— Requirement —
Scan the data below for the string "Allgemeine". Copy every line where it appears.
....................
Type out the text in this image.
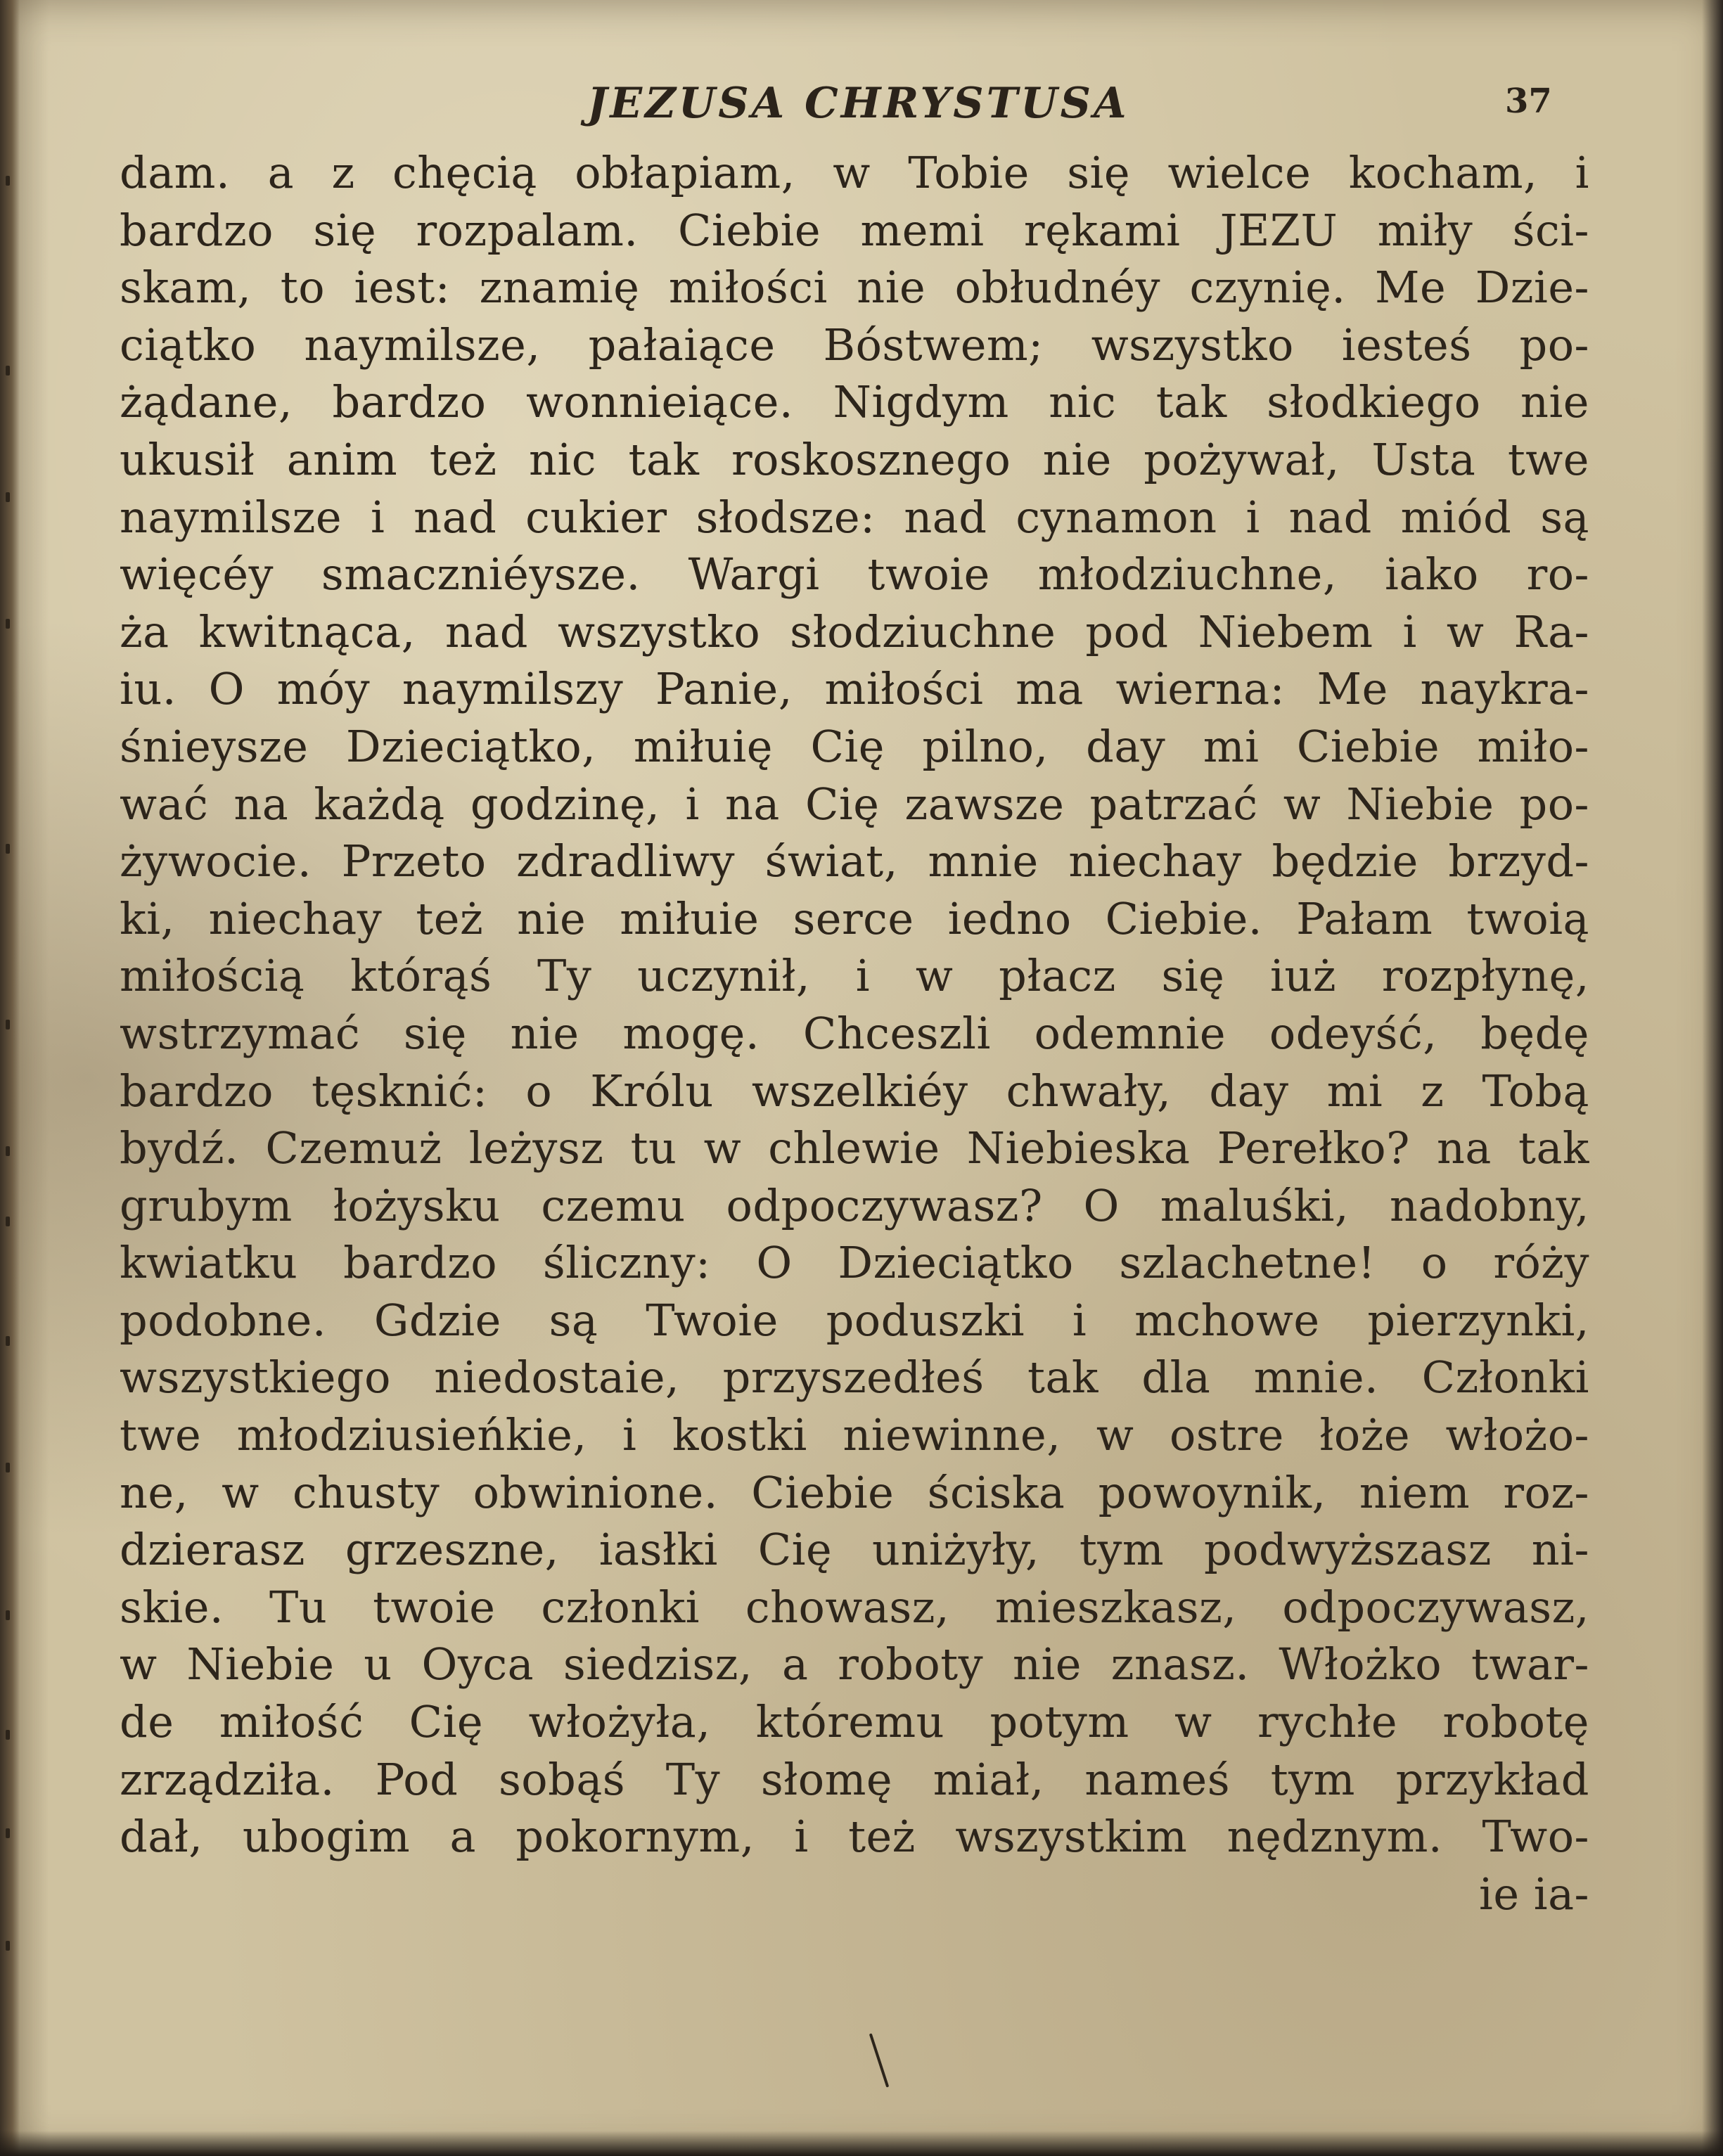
JEZUSA CHRYSTUSA	37
dam. a z chęcią obłapiam, w Tobie się wielce kocham, i
bardzo się rozpalam. Ciebie memi rękami JEZU miły ści-
skam, to iest: znamię miłości nie obłudnéy czynię. Me Dzie-
ciątko naymilsze, pałaiące Bóstwem; wszystko iesteś po-
żądane, bardzo wonnieiące. Nigdym nic tak słodkiego nie
ukusił anim też nic tak roskosznego nie pożywał, Usta twe
naymilsze i nad cukier słodsze: nad cynamon i nad miód są
więcéy smaczniéysze. Wargi twoie młodziuchne, iako ro-
ża kwitnąca, nad wszystko słodziuchne pod Niebem i w Ra-
iu. O móy naymilszy Panie, miłości ma wierna: Me naykra-
śnieysze Dzieciątko, miłuię Cię pilno, day mi Ciebie miło-
wać na każdą godzinę, i na Cię zawsze patrzać w Niebie po-
żywocie. Przeto zdradliwy świat, mnie niechay będzie brzyd-
ki, niechay też nie miłuie serce iedno Ciebie. Pałam twoią
miłością którąś Ty uczynił, i w płacz się iuż rozpłynę,
wstrzymać się nie mogę. Chceszli odemnie odeyść, będę
bardzo tęsknić: o Królu wszelkiéy chwały, day mi z Tobą
bydź. Czemuż leżysz tu w chlewie Niebieska Perełko? na tak
grubym łożysku czemu odpoczywasz? O maluśki, nadobny,
kwiatku bardzo śliczny: O Dzieciątko szlachetne! o róży
podobne. Gdzie są Twoie poduszki i mchowe pierzynki,
wszystkiego niedostaie, przyszedłeś tak dla mnie. Członki
twe młodziusieńkie, i kostki niewinne, w ostre łoże włożo-
ne, w chusty obwinione. Ciebie ściska powoynik, niem roz-
dzierasz grzeszne, iasłki Cię uniżyły, tym podwyższasz ni-
skie. Tu twoie członki chowasz, mieszkasz, odpoczywasz,
w Niebie u Oyca siedzisz, a roboty nie znasz. Włożko twar-
de miłość Cię włożyła, któremu potym w rychłe robotę
zrządziła. Pod sobąś Ty słomę miał, nameś tym przykład
dał, ubogim a pokornym, i też wszystkim nędznym. Two-
ie ia-
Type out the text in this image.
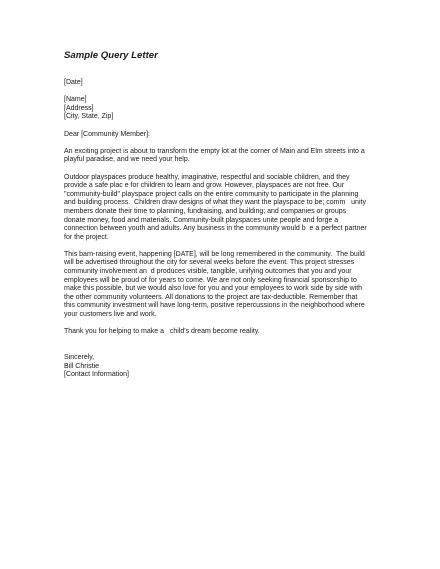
Sample Query Letter
[Date]
[Name]
[Address]
[City, State, Zip]
Dear [Community Member]:
An exciting project is about to transform the empty lot at the corner of Main and Elm streets into a
playful paradise, and we need your help.
Outdoor playspaces produce healthy, imaginative, respectful and sociable children, and they
provide a safe plac e for children to learn and grow. However, playspaces are not free. Our
"community-build" playspace project calls on the entire community to participate in the planning
and building process.  Children draw designs of what they want the playspace to be; comm   unity
members donate their time to planning, fundraising, and building; and companies or groups
donate money, food and materials. Community-built playspaces unite people and forge a
connection between youth and adults. Any business in the community would b  e a perfect partner
for the project.
This barn-raising event, happening [DATE], will be long remembered in the community.  The build
will be advertised throughout the city for several weeks before the event. This project stresses
community involvement an  d produces visible, tangible, unifying outcomes that you and your
employees will be proud of for years to come. We are not only seeking financial sponsorship to
make this possible, but we would also love for you and your employees to work side by side with
the other community volunteers. All donations to the project are tax-deductible. Remember that
this community investment will have long-term, positive repercussions in the neighborhood where
your customers live and work.
Thank you for helping to make a   child's dream become reality.
Sincerely,
Bill Christie
[Contact Information]
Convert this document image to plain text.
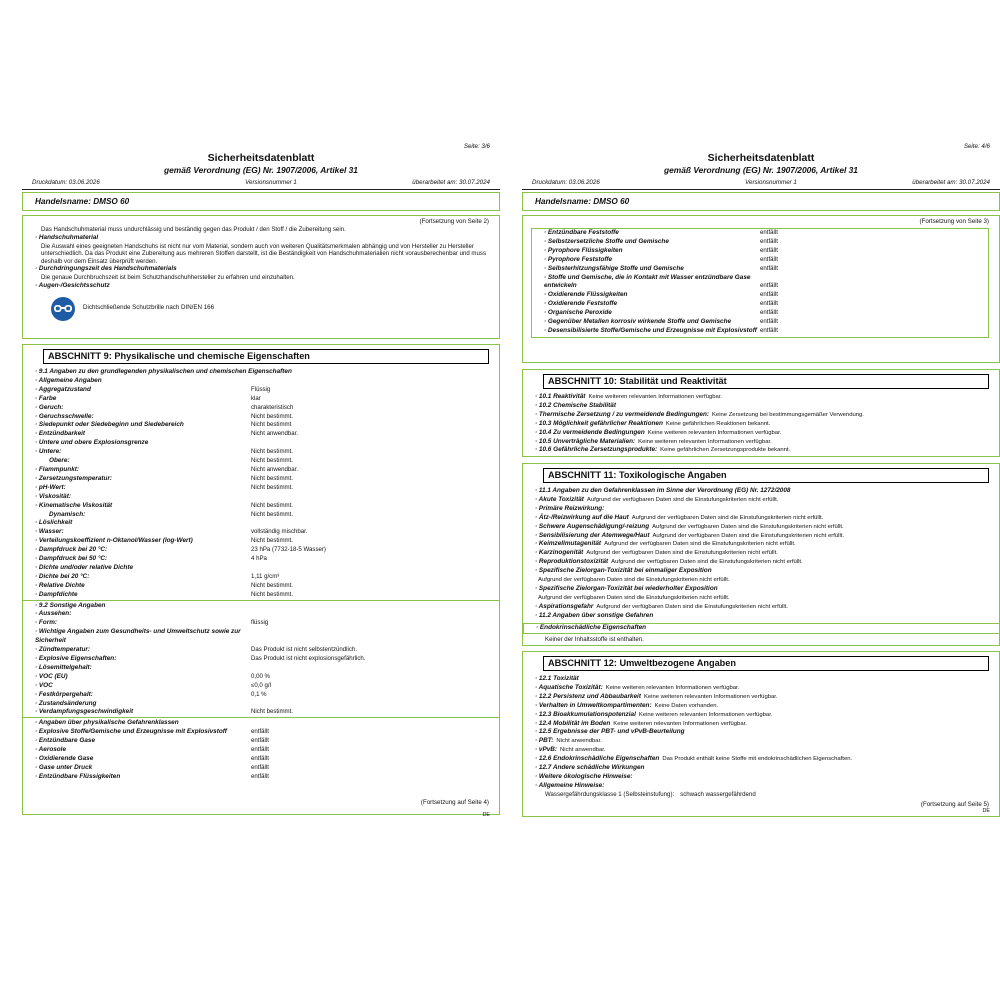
Seite: 3/6
Sicherheitsdatenblatt
gemäß Verordnung (EG) Nr. 1907/2006, Artikel 31
Druckdatum: 03.06.2026	Versionsnummer 1	überarbeitet am: 30.07.2024
Handelsname: DMSO 60
(Fortsetzung von Seite 2)
Das Handschuhmaterial muss undurchlässig und beständig gegen das Produkt / den Stoff / die Zubereitung sein.
· Handschuhmaterial
Die Auswahl eines geeigneten Handschuhs ist nicht nur vom Material, sondern auch von weiteren Qualitätsmerkmalen abhängig und von Hersteller zu Hersteller unterschiedlich. Da das Produkt eine Zubereitung aus mehreren Stoffen darstellt, ist die Beständigkeit von Handschuhmaterialien nicht vorausberechenbar und muss deshalb vor dem Einsatz überprüft werden.
· Durchdringungszeit des Handschuhmaterials
Die genaue Durchbruchszeit ist beim Schutzhandschuhhersteller zu erfahren und einzuhalten.
· Augen-/Gesichtsschutz
Dichtschließende Schutzbrille nach DIN/EN 166
ABSCHNITT 9: Physikalische und chemische Eigenschaften
· 9.1 Angaben zu den grundlegenden physikalischen und chemischen Eigenschaften
· Allgemeine Angaben
· Aggregatzustand	Flüssig
· Farbe	klar
· Geruch:	charakteristisch
· Geruchsschwelle:	Nicht bestimmt.
· Siedepunkt oder Siedebeginn und Siedebereich	Nicht bestimmt
· Entzündbarkeit	Nicht anwendbar.
· Untere und obere Explosionsgrenze
· Untere:	Nicht bestimmt.
Obere:	Nicht bestimmt.
· Flammpunkt:	Nicht anwendbar.
· Zersetzungstemperatur:	Nicht bestimmt.
· pH-Wert:	Nicht bestimmt.
· Viskosität:
· Kinematische Viskosität	Nicht bestimmt.
Dynamisch:	Nicht bestimmt.
· Löslichkeit
· Wasser:	vollständig mischbar.
· Verteilungskoeffizient n-Oktanol/Wasser (log-Wert)	Nicht bestimmt.
· Dampfdruck bei 20 °C:	23 hPa (7732-18-5 Wasser)
· Dampfdruck bei 50 °C:	4 hPa
· Dichte und/oder relative Dichte
· Dichte bei 20 °C:	1,11 g/cm³
· Relative Dichte	Nicht bestimmt.
· Dampfdichte	Nicht bestimmt.
· 9.2 Sonstige Angaben
· Aussehen:
· Form:	flüssig
· Wichtige Angaben zum Gesundheits- und Umweltschutz sowie zur Sicherheit
· Zündtemperatur:	Das Produkt ist nicht selbstentzündlich.
· Explosive Eigenschaften:	Das Produkt ist nicht explosionsgefährlich.
· Lösemittelgehalt:
· VOC (EU)	0,00 %
· VOC	≤0,0 g/l
· Festkörpergehalt:	0,1 %
· Zustandsänderung
· Verdampfungsgeschwindigkeit	Nicht bestimmt.
· Angaben über physikalische Gefahrenklassen
· Explosive Stoffe/Gemische und Erzeugnisse mit Explosivstoff	entfällt
· Entzündbare Gase	entfällt
· Aerosole	entfällt
· Oxidierende Gase	entfällt
· Gase unter Druck	entfällt
· Entzündbare Flüssigkeiten	entfällt
(Fortsetzung auf Seite 4)
DE
Seite: 4/6
Sicherheitsdatenblatt
gemäß Verordnung (EG) Nr. 1907/2006, Artikel 31
Druckdatum: 03.06.2026	Versionsnummer 1	überarbeitet am: 30.07.2024
Handelsname: DMSO 60
(Fortsetzung von Seite 3)
· Entzündbare Feststoffe	entfällt
· Selbstzersetzliche Stoffe und Gemische	entfällt
· Pyrophore Flüssigkeiten	entfällt
· Pyrophore Feststoffe	entfällt
· Selbsterhitzungsfähige Stoffe und Gemische	entfällt
· Stoffe und Gemische, die in Kontakt mit Wasser entzündbare Gase entwickeln	entfällt
· Oxidierende Flüssigkeiten	entfällt
· Oxidierende Feststoffe	entfällt
· Organische Peroxide	entfällt
· Gegenüber Metallen korrosiv wirkende Stoffe und Gemische	entfällt
· Desensibilisierte Stoffe/Gemische und Erzeugnisse mit Explosivstoff entfällt
ABSCHNITT 10: Stabilität und Reaktivität
· 10.1 Reaktivität Keine weiteren relevanten Informationen verfügbar.
· 10.2 Chemische Stabilität
· Thermische Zersetzung / zu vermeidende Bedingungen: Keine Zersetzung bei bestimmungsgemäßer Verwendung.
· 10.3 Möglichkeit gefährlicher Reaktionen Keine gefährlichen Reaktionen bekannt.
· 10.4 Zu vermeidende Bedingungen Keine weiteren relevanten Informationen verfügbar.
· 10.5 Unverträgliche Materialien: Keine weiteren relevanten Informationen verfügbar.
· 10.6 Gefährliche Zersetzungsprodukte: Keine gefährlichen Zersetzungsprodukte bekannt.
ABSCHNITT 11: Toxikologische Angaben
· 11.1 Angaben zu den Gefahrenklassen im Sinne der Verordnung (EG) Nr. 1272/2008
· Akute Toxizität Aufgrund der verfügbaren Daten sind die Einstufungskriterien nicht erfüllt.
· Primäre Reizwirkung:
· Ätz-/Reizwirkung auf die Haut Aufgrund der verfügbaren Daten sind die Einstufungskriterien nicht erfüllt.
· Schwere Augenschädigung/-reizung Aufgrund der verfügbaren Daten sind die Einstufungskriterien nicht erfüllt.
· Sensibilisierung der Atemwege/Haut Aufgrund der verfügbaren Daten sind die Einstufungskriterien nicht erfüllt.
· Keimzellmutagenität Aufgrund der verfügbaren Daten sind die Einstufungskriterien nicht erfüllt.
· Karzinogenität Aufgrund der verfügbaren Daten sind die Einstufungskriterien nicht erfüllt.
· Reproduktionstoxizität Aufgrund der verfügbaren Daten sind die Einstufungskriterien nicht erfüllt.
· Spezifische Zielorgan-Toxizität bei einmaliger Exposition
Aufgrund der verfügbaren Daten sind die Einstufungskriterien nicht erfüllt.
· Spezifische Zielorgan-Toxizität bei wiederholter Exposition
Aufgrund der verfügbaren Daten sind die Einstufungskriterien nicht erfüllt.
· Aspirationsgefahr Aufgrund der verfügbaren Daten sind die Einstufungskriterien nicht erfüllt.
· 11.2 Angaben über sonstige Gefahren
· Endokrinschädliche Eigenschaften
Keiner der Inhaltsstoffe ist enthalten.
ABSCHNITT 12: Umweltbezogene Angaben
· 12.1 Toxizität
· Aquatische Toxizität: Keine weiteren relevanten Informationen verfügbar.
· 12.2 Persistenz und Abbaubarkeit Keine weiteren relevanten Informationen verfügbar.
· Verhalten in Umweltkompartimenten: Keine Daten vorhanden.
· 12.3 Bioakkumulationspotenzial Keine weiteren relevanten Informationen verfügbar.
· 12.4 Mobilität im Boden Keine weiteren relevanten Informationen verfügbar.
· 12.5 Ergebnisse der PBT- und vPvB-Beurteilung
· PBT: Nicht anwendbar.
· vPvB: Nicht anwendbar.
· 12.6 Endokrinschädliche Eigenschaften Das Produkt enthält keine Stoffe mit endokrinschädlichen Eigenschaften.
· 12.7 Andere schädliche Wirkungen
· Weitere ökologische Hinweise:
· Allgemeine Hinweise:
Wassergefährdungsklasse 1 (Selbsteinstufung): schwach wassergefährdend
(Fortsetzung auf Seite 5)
DE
....................
— Exercise output —
· Allgemeine Angaben
· Allgemeine Hinweise:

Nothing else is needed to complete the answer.